--- start of EXTRACTED MATERIAL ---
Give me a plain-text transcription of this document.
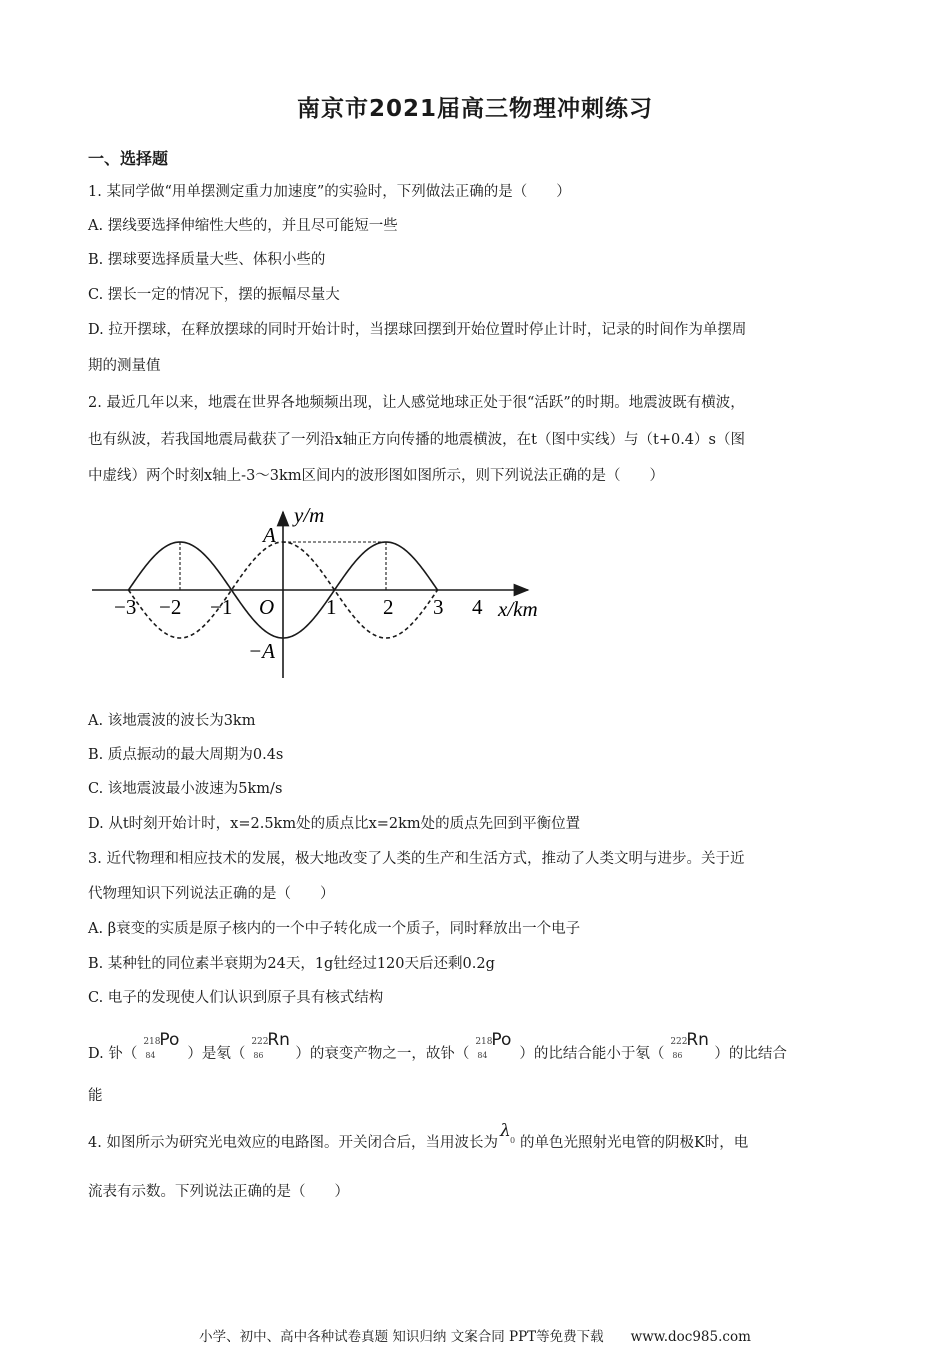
南京市2021届高三物理冲刺练习
一、选择题
1. 某同学做“用单摆测定重力加速度”的实验时，下列做法正确的是（　　）
A. 摆线要选择伸缩性大些的，并且尽可能短一些
B. 摆球要选择质量大些、体积小些的
C. 摆长一定的情况下，摆的振幅尽量大
D. 拉开摆球，在释放摆球的同时开始计时，当摆球回摆到开始位置时停止计时，记录的时间作为单摆周
期的测量值
2. 最近几年以来，地震在世界各地频频出现，让人感觉地球正处于很“活跃”的时期。地震波既有横波，
也有纵波，若我国地震局截获了一列沿x轴正方向传播的地震横波，在t（图中实线）与（t+0.4）s（图
中虚线）两个时刻x轴上-3～3km区间内的波形图如图所示，则下列说法正确的是（　　）
y/m
x/km
A
−A
−3 −2 −1 O 1 2 3 4
A. 该地震波的波长为3km
B. 质点振动的最大周期为0.4s
C. 该地震波最小波速为5km/s
D. 从t时刻开始计时，x=2.5km处的质点比x=2km处的质点先回到平衡位置
3. 近代物理和相应技术的发展，极大地改变了人类的生产和生活方式，推动了人类文明与进步。关于近
代物理知识下列说法正确的是（　　）
A. β衰变的实质是原子核内的一个中子转化成一个质子，同时释放出一个电子
B. 某种钍的同位素半衰期为24天，1g钍经过120天后还剩0.2g
C. 电子的发现使人们认识到原子具有核式结构
D. 钋（
218
84
Po
）是氡（
222
86
Rn
）的衰变产物之一，故钋（
218
84
Po
）的比结合能小于氡（
222
86
Rn
）的比结合
能
4. 如图所示为研究光电效应的电路图。开关闭合后，当用波长为
λ 0 的单色光照射光电管的阴极K时，电
流表有示数。下列说法正确的是（　　）
小学、初中、高中各种试卷真题 知识归纳 文案合同 PPT等免费下载　　www.doc985.com
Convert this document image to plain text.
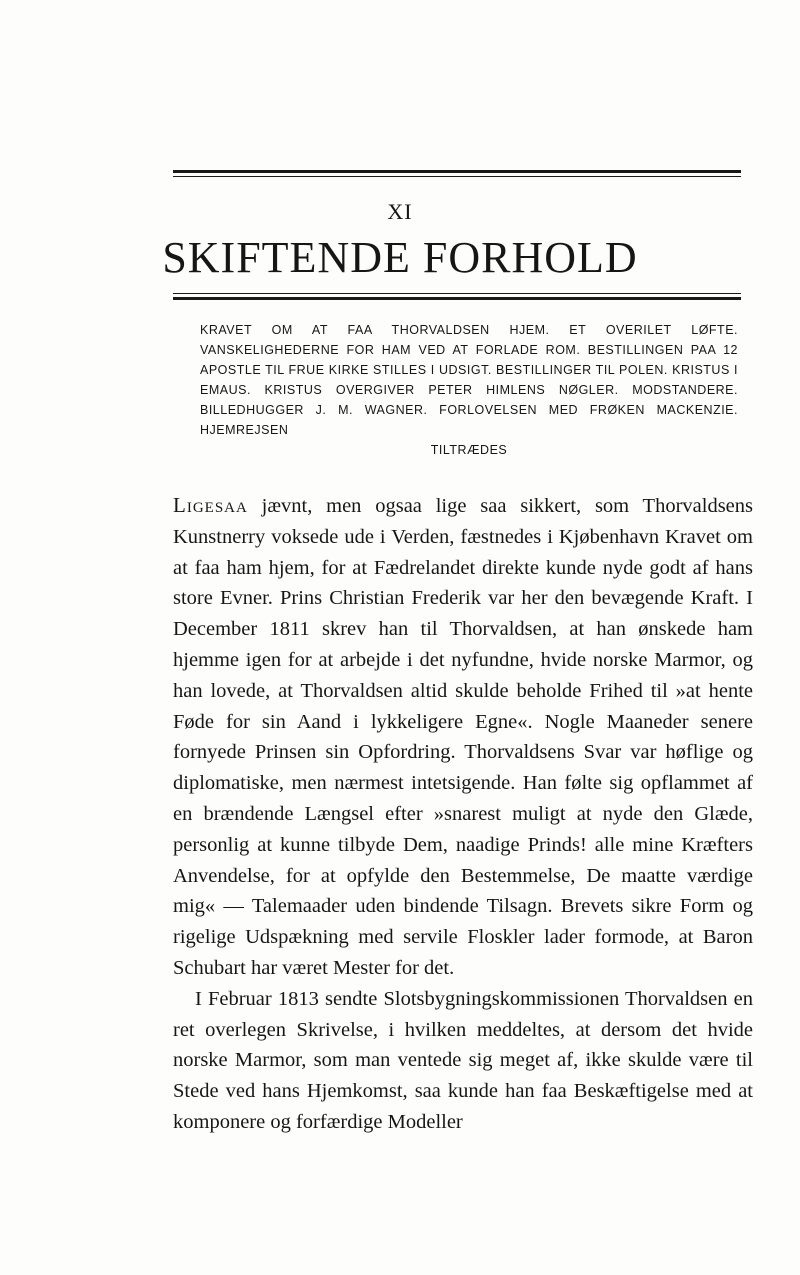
XI
SKIFTENDE FORHOLD
KRAVET OM AT FAA THORVALDSEN HJEM. ET OVERILET LØFTE. VANSKELIGHEDERNE FOR HAM VED AT FORLADE ROM. BESTILLINGEN PAA 12 APOSTLE TIL FRUE KIRKE STILLES I UDSIGT. BESTILLINGER TIL POLEN. KRISTUS I EMAUS. KRISTUS OVERGIVER PETER HIMLENS NØGLER. MODSTANDERE. BILLEDHUGGER J. M. WAGNER. FORLOVELSEN MED FRØKEN MACKENZIE. HJEMREJSEN
TILTRÆDES

Ligesaa jævnt, men ogsaa lige saa sikkert, som Thorvaldsens Kunstnerry voksede ude i Verden, fæstnedes i Kjøbenhavn Kravet om at faa ham hjem, for at Fædrelandet direkte kunde nyde godt af hans store Evner. Prins Christian Frederik var her den bevægende Kraft. I December 1811 skrev han til Thorvaldsen, at han ønskede ham hjemme igen for at arbejde i det nyfundne, hvide norske Marmor, og han lovede, at Thorvaldsen altid skulde beholde Frihed til »at hente Føde for sin Aand i lykkeligere Egne«. Nogle Maaneder senere fornyede Prinsen sin Opfordring. Thorvaldsens Svar var høflige og diplomatiske, men nærmest intetsigende. Han følte sig opflammet af en brændende Længsel efter »snarest muligt at nyde den Glæde, personlig at kunne tilbyde Dem, naadige Prinds! alle mine Kræfters Anvendelse, for at opfylde den Bestemmelse, De maatte værdige mig« — Talemaader uden bindende Tilsagn. Brevets sikre Form og rigelige Udspækning med servile Floskler lader formode, at Baron Schubart har været Mester for det.

I Februar 1813 sendte Slotsbygningskommissionen Thorvaldsen en ret overlegen Skrivelse, i hvilken meddeltes, at dersom det hvide norske Marmor, som man ventede sig meget af, ikke skulde være til Stede ved hans Hjemkomst, saa kunde han faa Beskæftigelse med at komponere og forfærdige Modeller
--- end of EXTRACTED MATERIAL ---
- _WHAT THE TASK ASKS_
Without the images, write out each line of the data verbatim.

- _REPLY_
Give me a plain-text transcription of this document.
南京市2021届高三物理冲刺练习
一、选择题
1. 某同学做“用单摆测定重力加速度”的实验时，下列做法正确的是（　　）
A. 摆线要选择伸缩性大些的，并且尽可能短一些
B. 摆球要选择质量大些、体积小些的
C. 摆长一定的情况下，摆的振幅尽量大
D. 拉开摆球，在释放摆球的同时开始计时，当摆球回摆到开始位置时停止计时，记录的时间作为单摆周
期的测量值
2. 最近几年以来，地震在世界各地频频出现，让人感觉地球正处于很“活跃”的时期。地震波既有横波，
也有纵波，若我国地震局截获了一列沿x轴正方向传播的地震横波，在t（图中实线）与（t+0.4）s（图
中虚线）两个时刻x轴上-3～3km区间内的波形图如图所示，则下列说法正确的是（　　）
y/m
x/km
A
−A
−3 −2 −1 O 1 2 3 4
A. 该地震波的波长为3km
B. 质点振动的最大周期为0.4s
C. 该地震波最小波速为5km/s
D. 从t时刻开始计时，x=2.5km处的质点比x=2km处的质点先回到平衡位置
3. 近代物理和相应技术的发展，极大地改变了人类的生产和生活方式，推动了人类文明与进步。关于近
代物理知识下列说法正确的是（　　）
A. β衰变的实质是原子核内的一个中子转化成一个质子，同时释放出一个电子
B. 某种钍的同位素半衰期为24天，1g钍经过120天后还剩0.2g
C. 电子的发现使人们认识到原子具有核式结构
D. 钋（
218
84
Po
）是氡（
222
86
Rn
）的衰变产物之一，故钋（
218
84
Po
）的比结合能小于氡（
222
86
Rn
）的比结合
能
4. 如图所示为研究光电效应的电路图。开关闭合后，当用波长为
λ 0 的单色光照射光电管的阴极K时，电
流表有示数。下列说法正确的是（　　）
小学、初中、高中各种试卷真题 知识归纳 文案合同 PPT等免费下载　　www.doc985.com
Convert this document image to plain text.
XI
SKIFTENDE FORHOLD
KRAVET OM AT FAA THORVALDSEN HJEM. ET OVERILET LØFTE. VANSKELIGHEDERNE FOR HAM VED AT FORLADE ROM. BESTILLINGEN PAA 12 APOSTLE TIL FRUE KIRKE STILLES I UDSIGT. BESTILLINGER TIL POLEN. KRISTUS I EMAUS. KRISTUS OVERGIVER PETER HIMLENS NØGLER. MODSTANDERE. BILLEDHUGGER J. M. WAGNER. FORLOVELSEN MED FRØKEN MACKENZIE. HJEMREJSEN
TILTRÆDES

Ligesaa jævnt, men ogsaa lige saa sikkert, som Thorvaldsens Kunstnerry voksede ude i Verden, fæstnedes i Kjøbenhavn Kravet om at faa ham hjem, for at Fædrelandet direkte kunde nyde godt af hans store Evner. Prins Christian Frederik var her den bevægende Kraft. I December 1811 skrev han til Thorvaldsen, at han ønskede ham hjemme igen for at arbejde i det nyfundne, hvide norske Marmor, og han lovede, at Thorvaldsen altid skulde beholde Frihed til »at hente Føde for sin Aand i lykkeligere Egne«. Nogle Maaneder senere fornyede Prinsen sin Opfordring. Thorvaldsens Svar var høflige og diplomatiske, men nærmest intetsigende. Han følte sig opflammet af en brændende Længsel efter »snarest muligt at nyde den Glæde, personlig at kunne tilbyde Dem, naadige Prinds! alle mine Kræfters Anvendelse, for at opfylde den Bestemmelse, De maatte værdige mig« — Talemaader uden bindende Tilsagn. Brevets sikre Form og rigelige Udspækning med servile Floskler lader formode, at Baron Schubart har været Mester for det.

I Februar 1813 sendte Slotsbygningskommissionen Thorvaldsen en ret overlegen Skrivelse, i hvilken meddeltes, at dersom det hvide norske Marmor, som man ventede sig meget af, ikke skulde være til Stede ved hans Hjemkomst, saa kunde han faa Beskæftigelse med at komponere og forfærdige Modeller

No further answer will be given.